*WRITTEN EXERCISE*. Please count the rows in the records below that contain the string "line", treating uppercase and lowercase as different. Reply with the number alone.

** Begin EXTRACTED DATA **

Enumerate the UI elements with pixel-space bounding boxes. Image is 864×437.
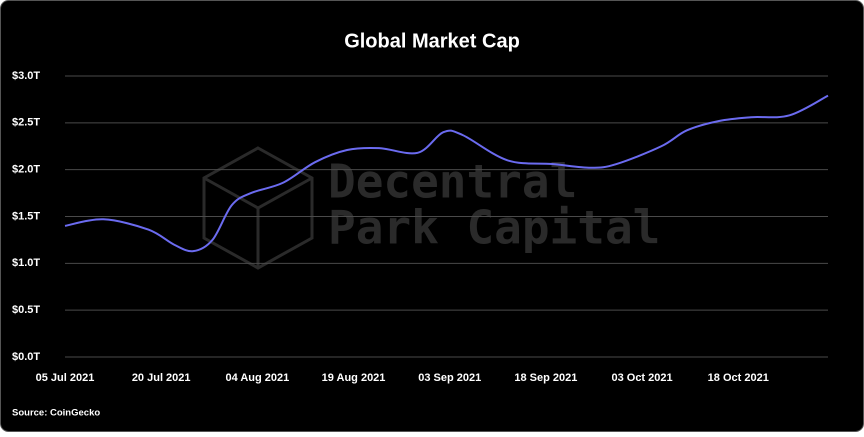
watermark-logo — [202, 146, 314, 270]
y-tick-label: $0.0T — [12, 351, 40, 363]
y-tick-label: $1.5T — [12, 210, 40, 222]
x-tick-label: 19 Aug 2021 — [322, 372, 386, 384]
x-tick-label: 03 Sep 2021 — [418, 372, 481, 384]
watermark: Park Capital — [328, 201, 660, 255]
line — [64, 94, 829, 253]
x-tick-label: 18 Oct 2021 — [708, 372, 769, 384]
y-tick-label: $0.5T — [12, 304, 40, 316]
x-tick-label: 04 Aug 2021 — [225, 372, 289, 384]
y-tick-label: $2.5T — [12, 117, 40, 129]
chart-title: Global Market Cap — [344, 30, 520, 52]
y-tick-label: $2.0T — [12, 164, 40, 176]
x-tick-label: 18 Sep 2021 — [514, 372, 577, 384]
x-tick-label: 05 Jul 2021 — [36, 372, 95, 384]
source: Source: CoinGecko — [12, 408, 100, 419]
x-tick-label: 03 Oct 2021 — [611, 372, 672, 384]
x-tick-label: 20 Jul 2021 — [132, 372, 191, 384]
y-tick-label: $3.0T — [12, 70, 40, 82]
y-tick-label: $1.0T — [12, 257, 40, 269]
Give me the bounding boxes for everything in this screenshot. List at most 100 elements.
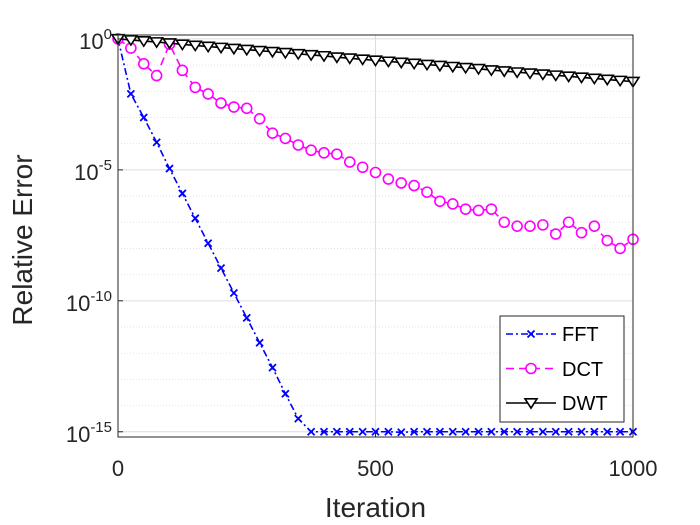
data-point-fft (461, 427, 470, 436)
x-tick-label: 1000 (609, 456, 658, 481)
data-point-fft (551, 427, 560, 436)
data-point-dwt (496, 66, 512, 78)
data-point-dwt (535, 69, 551, 81)
data-point-dwt (586, 73, 602, 86)
series-line-fft (117, 38, 633, 434)
x-tick-label: 500 (357, 456, 394, 481)
data-point-fft (165, 164, 174, 173)
data-point-dwt (162, 38, 177, 50)
data-point-fft (371, 427, 380, 436)
legend: FFT DCT DWT (499, 315, 625, 423)
data-point-fft (203, 239, 213, 248)
data-point-dct (137, 58, 150, 70)
data-point-dct (498, 216, 511, 229)
data-point-dct (614, 242, 626, 255)
data-point-dct (511, 220, 523, 232)
data-point-dct (459, 203, 472, 215)
data-point-dct (279, 132, 292, 145)
data-point-dwt (316, 50, 332, 63)
data-point-dwt (239, 44, 255, 57)
data-point-fft (242, 313, 251, 322)
data-point-dwt (174, 39, 190, 52)
data-point-fft (191, 214, 200, 223)
data-point-fft (319, 427, 329, 436)
data-point-fft (448, 427, 457, 436)
x-tick-label: 0 (112, 456, 124, 481)
data-point-dwt (213, 42, 229, 55)
data-point-dwt (329, 52, 345, 64)
data-point-dct (601, 234, 614, 247)
data-point-dct (215, 97, 227, 109)
data-point-dct (408, 179, 420, 192)
data-point-fft (435, 427, 445, 436)
data-point-dct (524, 220, 536, 232)
data-point-dct (588, 220, 601, 232)
data-point-dct (421, 186, 433, 198)
data-point-dct (395, 177, 408, 189)
data-point-dwt (187, 40, 203, 53)
y-tick-label: 100 (79, 26, 112, 54)
data-point-dwt (406, 58, 422, 71)
data-point-dwt (445, 61, 461, 74)
data-point-dct (446, 198, 459, 210)
data-point-dwt (548, 70, 564, 82)
data-point-dct (549, 228, 562, 240)
data-point-dwt (277, 47, 293, 60)
data-point-dwt (380, 56, 396, 69)
data-point-dct (434, 195, 446, 208)
data-point-dwt (509, 67, 525, 79)
data-point-dwt (599, 74, 615, 87)
legend-marker-dwt (523, 397, 539, 410)
series-dwt (110, 33, 641, 89)
data-point-fft (268, 363, 277, 372)
data-point-dct (356, 161, 369, 174)
data-point-fft (397, 428, 406, 437)
data-point-fft (512, 427, 522, 436)
legend-marker-fft (526, 329, 536, 339)
data-point-fft (294, 414, 303, 423)
data-point-dct (202, 88, 214, 100)
data-point-fft (178, 189, 187, 198)
data-point-fft (487, 427, 496, 436)
data-point-fft (216, 263, 226, 273)
data-point-dct (266, 127, 279, 140)
legend-label-dct: DCT (562, 359, 603, 381)
data-point-dwt (432, 60, 448, 73)
data-point-dwt (200, 41, 216, 54)
data-point-fft (358, 427, 367, 436)
data-point-fft (281, 389, 290, 398)
data-point-dct (176, 64, 189, 77)
data-point-dct (343, 156, 356, 168)
data-point-dwt (419, 59, 435, 72)
data-point-dct (150, 69, 163, 82)
series-layer (110, 33, 641, 437)
data-point-dct (331, 148, 343, 160)
data-point-fft (525, 427, 535, 436)
ticks: 0 500 1000 100 10-5 10-10 10-15 (66, 26, 658, 481)
data-point-dwt (574, 72, 589, 85)
y-tick-label: 10-5 (74, 157, 112, 185)
data-point-fft (500, 427, 509, 436)
data-point-fft (126, 89, 136, 99)
data-point-fft (384, 427, 393, 436)
data-point-fft (422, 427, 432, 436)
data-point-dwt (612, 75, 628, 88)
data-point-dct (228, 101, 240, 113)
data-point-fft (409, 427, 419, 436)
data-point-dct (292, 139, 305, 151)
data-point-fft (474, 427, 483, 436)
data-point-dct (472, 204, 485, 217)
data-point-dct (537, 219, 549, 231)
legend-label-dwt: DWT (562, 393, 608, 415)
data-point-fft (229, 288, 239, 298)
data-point-fft (590, 427, 599, 436)
legend-marker-dct (525, 362, 537, 375)
data-point-dwt (252, 45, 268, 58)
data-point-dwt (149, 37, 165, 49)
data-point-dwt (226, 43, 242, 56)
y-tick-label: 10-15 (66, 419, 112, 447)
data-point-dct (189, 81, 202, 94)
data-point-dwt (393, 57, 409, 70)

** End EXTRACTED DATA **

*FINISHED ANSWER*. 2